━━ TASK INPUT

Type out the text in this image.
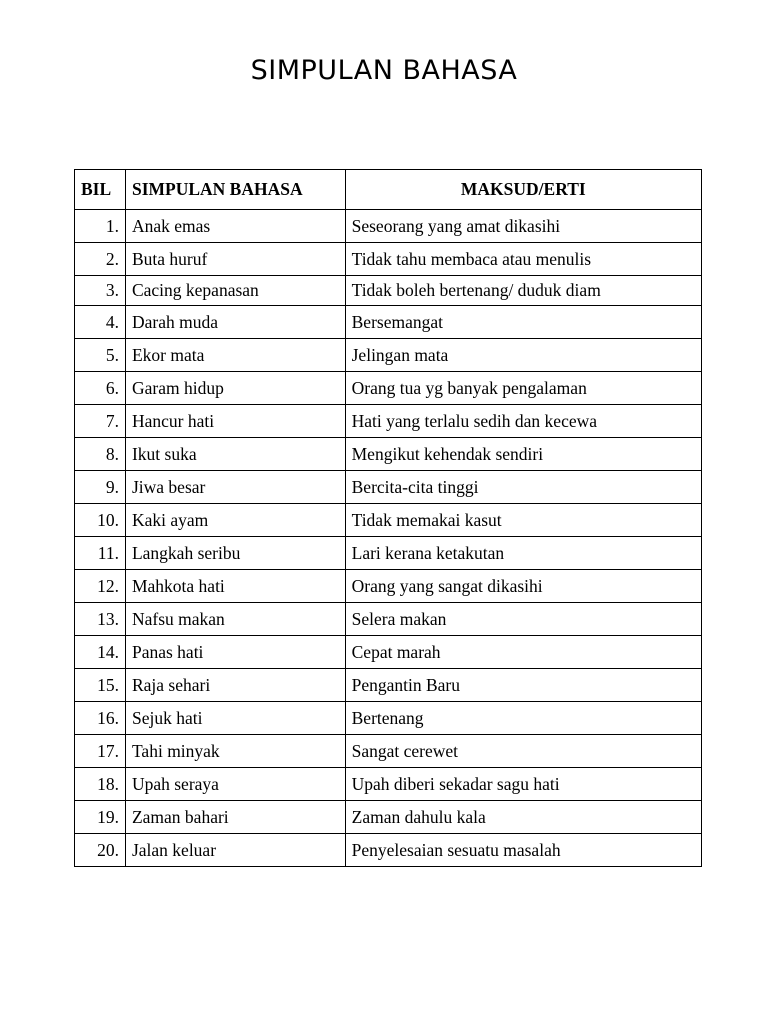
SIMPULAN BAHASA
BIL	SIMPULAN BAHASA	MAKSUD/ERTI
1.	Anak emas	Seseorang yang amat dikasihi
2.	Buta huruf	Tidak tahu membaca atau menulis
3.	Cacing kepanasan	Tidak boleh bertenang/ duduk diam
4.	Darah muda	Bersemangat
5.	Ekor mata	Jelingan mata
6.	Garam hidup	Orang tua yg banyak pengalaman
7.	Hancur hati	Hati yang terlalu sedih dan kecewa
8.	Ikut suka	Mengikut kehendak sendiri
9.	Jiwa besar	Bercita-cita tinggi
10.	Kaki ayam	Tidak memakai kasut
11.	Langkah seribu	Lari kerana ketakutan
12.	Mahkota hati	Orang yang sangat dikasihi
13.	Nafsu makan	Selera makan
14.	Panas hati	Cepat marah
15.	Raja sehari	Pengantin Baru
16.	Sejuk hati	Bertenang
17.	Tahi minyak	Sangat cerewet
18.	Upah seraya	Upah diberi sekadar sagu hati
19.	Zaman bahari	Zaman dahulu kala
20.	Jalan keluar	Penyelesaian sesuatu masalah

━━━━
━━ TASK INPUT

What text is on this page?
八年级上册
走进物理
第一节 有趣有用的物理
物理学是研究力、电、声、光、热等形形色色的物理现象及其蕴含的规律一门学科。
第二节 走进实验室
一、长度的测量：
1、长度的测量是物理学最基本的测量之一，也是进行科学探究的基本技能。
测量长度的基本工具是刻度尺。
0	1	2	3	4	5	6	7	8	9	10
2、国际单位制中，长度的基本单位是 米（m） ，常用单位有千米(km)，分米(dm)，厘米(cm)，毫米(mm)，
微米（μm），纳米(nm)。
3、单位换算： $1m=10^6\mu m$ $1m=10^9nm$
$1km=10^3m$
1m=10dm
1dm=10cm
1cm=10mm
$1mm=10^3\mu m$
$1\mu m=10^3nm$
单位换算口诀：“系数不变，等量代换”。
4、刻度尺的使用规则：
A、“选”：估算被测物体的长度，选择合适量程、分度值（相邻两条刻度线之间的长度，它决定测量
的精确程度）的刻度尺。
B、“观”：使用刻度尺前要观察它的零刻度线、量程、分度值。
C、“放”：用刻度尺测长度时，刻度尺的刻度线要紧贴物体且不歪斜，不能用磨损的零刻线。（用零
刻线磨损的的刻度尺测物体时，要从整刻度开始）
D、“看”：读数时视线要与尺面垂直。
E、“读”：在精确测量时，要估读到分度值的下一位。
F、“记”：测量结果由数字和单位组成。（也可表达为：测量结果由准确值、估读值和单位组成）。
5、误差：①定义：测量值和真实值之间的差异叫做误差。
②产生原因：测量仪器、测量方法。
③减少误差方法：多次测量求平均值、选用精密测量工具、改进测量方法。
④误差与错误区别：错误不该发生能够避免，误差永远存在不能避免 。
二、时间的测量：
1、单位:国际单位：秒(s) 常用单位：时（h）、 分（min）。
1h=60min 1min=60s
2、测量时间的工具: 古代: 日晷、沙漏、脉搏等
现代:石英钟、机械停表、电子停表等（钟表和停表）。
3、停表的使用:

━━━━
━━ TASK INPUT

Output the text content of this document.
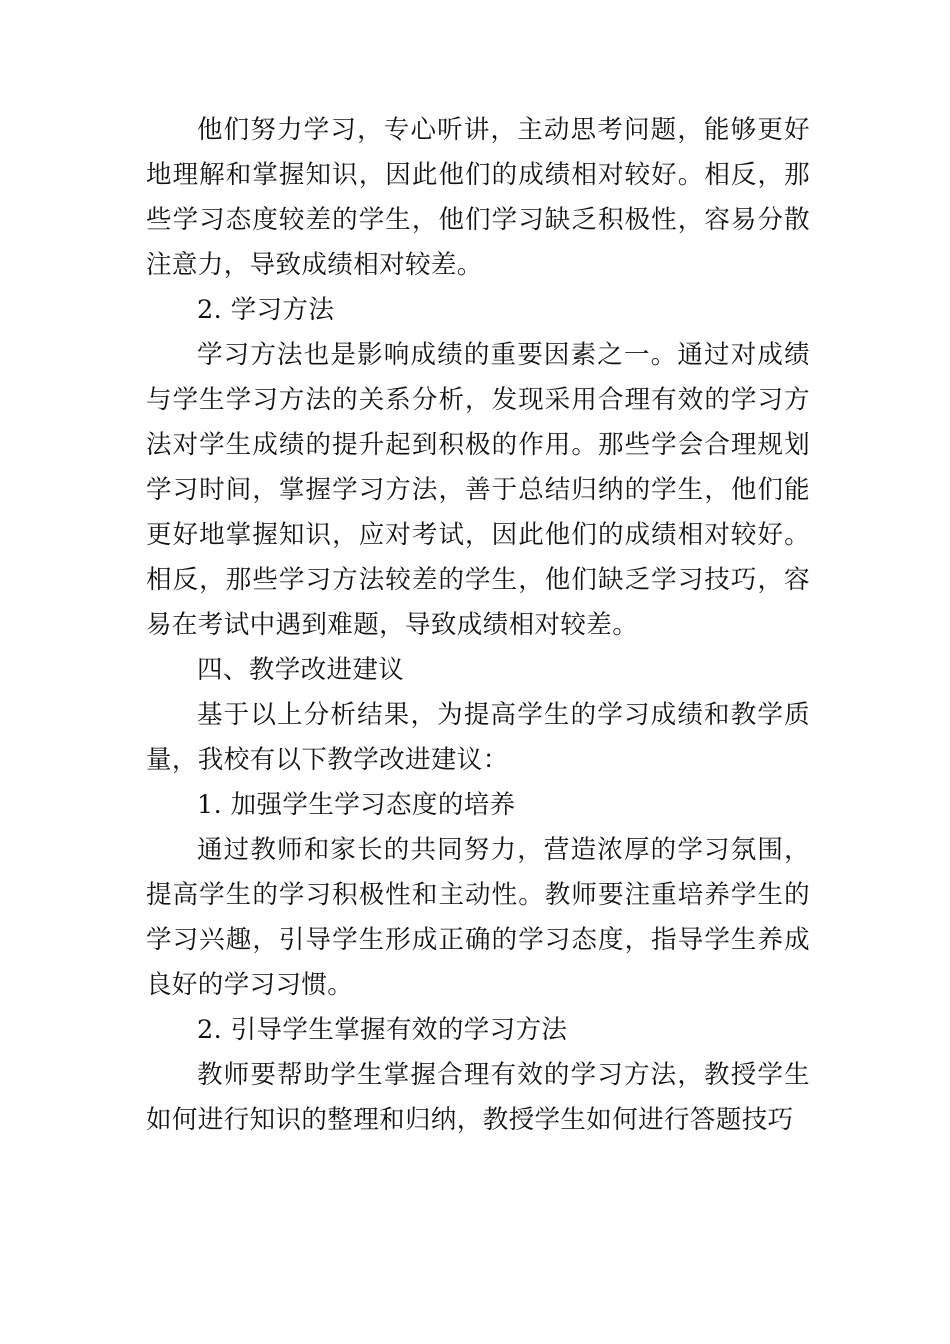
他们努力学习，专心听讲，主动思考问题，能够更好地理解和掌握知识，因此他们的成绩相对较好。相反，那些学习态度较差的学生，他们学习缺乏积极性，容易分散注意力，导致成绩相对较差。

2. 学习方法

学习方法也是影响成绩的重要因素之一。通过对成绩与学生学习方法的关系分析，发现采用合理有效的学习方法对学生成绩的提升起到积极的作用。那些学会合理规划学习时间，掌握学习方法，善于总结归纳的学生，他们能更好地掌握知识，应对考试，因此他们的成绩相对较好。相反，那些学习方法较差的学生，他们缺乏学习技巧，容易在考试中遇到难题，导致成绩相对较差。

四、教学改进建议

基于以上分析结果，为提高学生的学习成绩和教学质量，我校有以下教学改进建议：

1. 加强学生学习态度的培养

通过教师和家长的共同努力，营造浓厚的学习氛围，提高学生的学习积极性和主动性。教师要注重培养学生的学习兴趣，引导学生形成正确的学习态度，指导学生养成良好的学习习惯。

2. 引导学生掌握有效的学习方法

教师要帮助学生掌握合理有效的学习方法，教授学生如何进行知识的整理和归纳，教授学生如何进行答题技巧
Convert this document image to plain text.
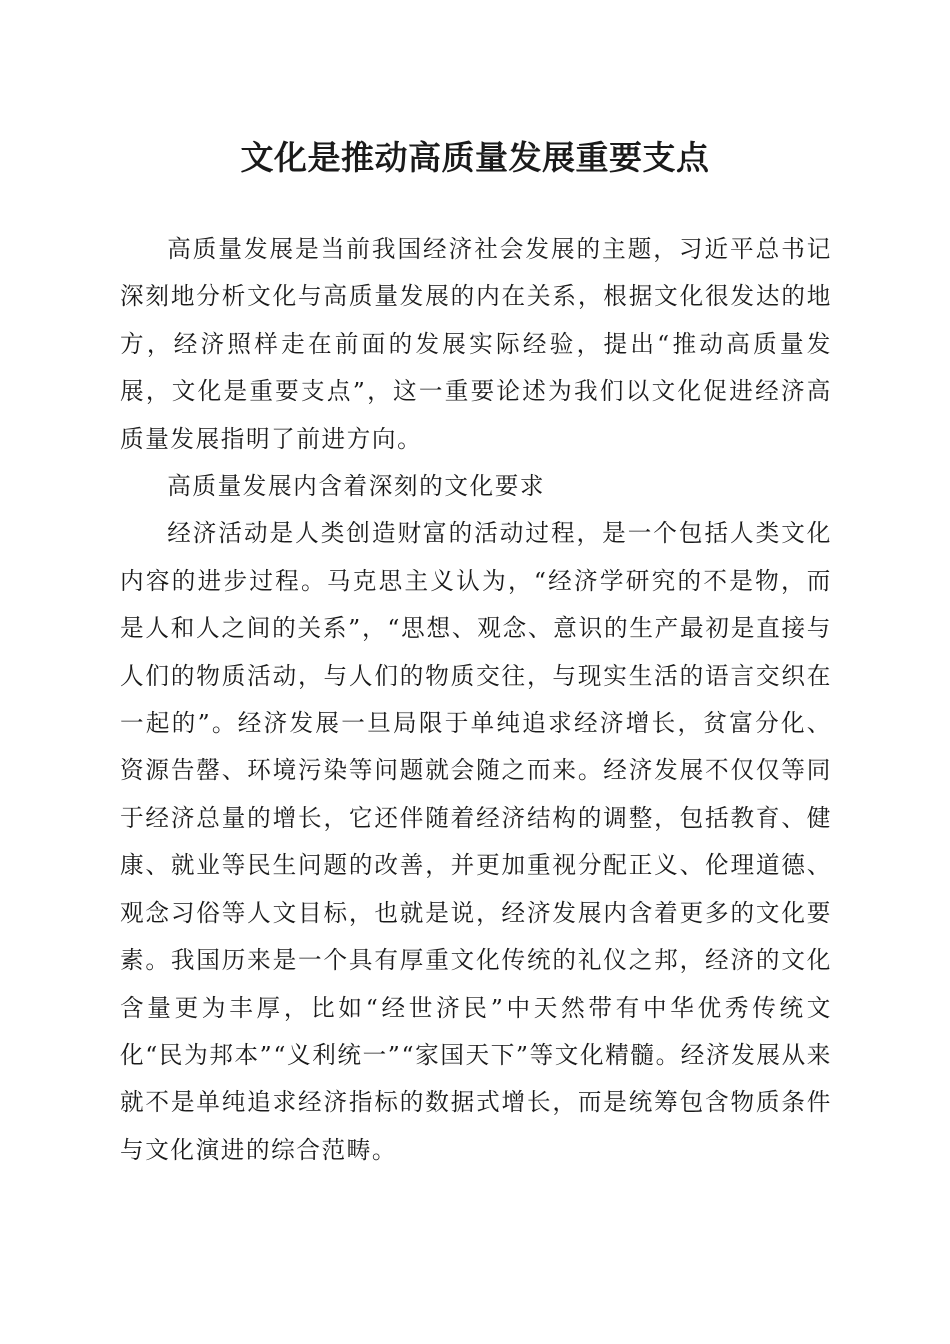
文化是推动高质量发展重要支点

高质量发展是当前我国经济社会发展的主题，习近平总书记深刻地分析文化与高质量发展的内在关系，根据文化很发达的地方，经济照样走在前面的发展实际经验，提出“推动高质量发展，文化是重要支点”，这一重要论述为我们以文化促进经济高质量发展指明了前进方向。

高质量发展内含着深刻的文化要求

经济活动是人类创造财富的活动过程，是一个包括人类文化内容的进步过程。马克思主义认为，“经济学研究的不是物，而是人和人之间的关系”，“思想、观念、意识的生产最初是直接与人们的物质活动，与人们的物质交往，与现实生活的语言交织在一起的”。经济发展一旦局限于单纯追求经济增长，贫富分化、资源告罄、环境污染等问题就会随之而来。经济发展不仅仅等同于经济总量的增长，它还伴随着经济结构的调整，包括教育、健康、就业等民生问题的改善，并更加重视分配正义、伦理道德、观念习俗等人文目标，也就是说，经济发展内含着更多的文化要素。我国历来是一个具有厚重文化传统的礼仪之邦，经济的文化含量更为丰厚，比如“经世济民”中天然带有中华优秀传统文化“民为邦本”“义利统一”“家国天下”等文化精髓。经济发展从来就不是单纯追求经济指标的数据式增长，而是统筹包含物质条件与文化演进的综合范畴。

━━━━

= STATED GOAL =
For each line of the listing that holds the word "yang", show that line.

= EXERCISE RESPONSE =
1.	Anak emas	Seseorang yang amat dikasihi
7.	Hancur hati	Hati yang terlalu sedih dan kecewa
12.	Mahkota hati	Orang yang sangat dikasihi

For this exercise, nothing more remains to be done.